* _Short task_
Present the data once more in exactly its original form.

* _Data lines_
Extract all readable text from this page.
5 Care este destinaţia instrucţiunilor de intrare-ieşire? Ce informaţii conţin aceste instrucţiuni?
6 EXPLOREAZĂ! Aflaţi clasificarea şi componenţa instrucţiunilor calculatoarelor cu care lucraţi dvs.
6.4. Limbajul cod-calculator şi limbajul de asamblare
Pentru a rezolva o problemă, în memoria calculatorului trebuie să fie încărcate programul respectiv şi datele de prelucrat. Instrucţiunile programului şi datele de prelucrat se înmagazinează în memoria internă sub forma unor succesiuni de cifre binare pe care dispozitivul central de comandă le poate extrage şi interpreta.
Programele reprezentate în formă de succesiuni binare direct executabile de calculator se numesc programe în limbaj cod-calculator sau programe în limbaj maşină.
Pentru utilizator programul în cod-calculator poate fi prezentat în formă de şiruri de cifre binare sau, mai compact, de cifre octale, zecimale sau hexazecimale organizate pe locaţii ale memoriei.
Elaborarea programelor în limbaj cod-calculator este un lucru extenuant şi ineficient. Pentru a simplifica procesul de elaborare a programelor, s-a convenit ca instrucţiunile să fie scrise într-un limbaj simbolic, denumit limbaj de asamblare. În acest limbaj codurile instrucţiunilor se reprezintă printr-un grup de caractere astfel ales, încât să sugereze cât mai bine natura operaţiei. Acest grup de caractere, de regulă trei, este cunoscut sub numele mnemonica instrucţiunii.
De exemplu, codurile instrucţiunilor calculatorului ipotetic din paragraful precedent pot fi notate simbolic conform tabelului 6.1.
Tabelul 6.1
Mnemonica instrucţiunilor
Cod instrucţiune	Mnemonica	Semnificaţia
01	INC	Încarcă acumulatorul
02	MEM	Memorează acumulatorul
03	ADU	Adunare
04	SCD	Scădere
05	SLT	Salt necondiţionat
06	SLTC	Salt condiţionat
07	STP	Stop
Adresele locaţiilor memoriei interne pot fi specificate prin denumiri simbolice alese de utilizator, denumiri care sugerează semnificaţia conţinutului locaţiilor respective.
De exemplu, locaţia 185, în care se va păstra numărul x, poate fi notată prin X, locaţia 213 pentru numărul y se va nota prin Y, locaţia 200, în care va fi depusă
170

* _Response to this exercise_
Extract all readable text from this page.
5 Care este destinaţia instrucţiunilor de intrare-ieşire? Ce informaţii conţin aceste instrucţiuni?
6 EXPLOREAZĂ! Aflaţi clasificarea şi componenţa instrucţiunilor calculatoarelor cu care lucraţi dvs.
6.4. Limbajul cod-calculator şi limbajul de asamblare
Pentru a rezolva o problemă, în memoria calculatorului trebuie să fie încărcate programul respectiv şi datele de prelucrat. Instrucţiunile programului şi datele de prelucrat se înmagazinează în memoria internă sub forma unor succesiuni de cifre binare pe care dispozitivul central de comandă le poate extrage şi interpreta.
Programele reprezentate în formă de succesiuni binare direct executabile de calculator se numesc programe în limbaj cod-calculator sau programe în limbaj maşină.
Pentru utilizator programul în cod-calculator poate fi prezentat în formă de şiruri de cifre binare sau, mai compact, de cifre octale, zecimale sau hexazecimale organizate pe locaţii ale memoriei.
Elaborarea programelor în limbaj cod-calculator este un lucru extenuant şi ineficient. Pentru a simplifica procesul de elaborare a programelor, s-a convenit ca instrucţiunile să fie scrise într-un limbaj simbolic, denumit limbaj de asamblare. În acest limbaj codurile instrucţiunilor se reprezintă printr-un grup de caractere astfel ales, încât să sugereze cât mai bine natura operaţiei. Acest grup de caractere, de regulă trei, este cunoscut sub numele mnemonica instrucţiunii.
De exemplu, codurile instrucţiunilor calculatorului ipotetic din paragraful precedent pot fi notate simbolic conform tabelului 6.1.
Tabelul 6.1
Mnemonica instrucţiunilor
Cod instrucţiune	Mnemonica	Semnificaţia
01	INC	Încarcă acumulatorul
02	MEM	Memorează acumulatorul
03	ADU	Adunare
04	SCD	Scădere
05	SLT	Salt necondiţionat
06	SLTC	Salt condiţionat
07	STP	Stop
Adresele locaţiilor memoriei interne pot fi specificate prin denumiri simbolice alese de utilizator, denumiri care sugerează semnificaţia conţinutului locaţiilor respective.
De exemplu, locaţia 185, în care se va păstra numărul x, poate fi notată prin X, locaţia 213 pentru numărul y se va nota prin Y, locaţia 200, în care va fi depusă
170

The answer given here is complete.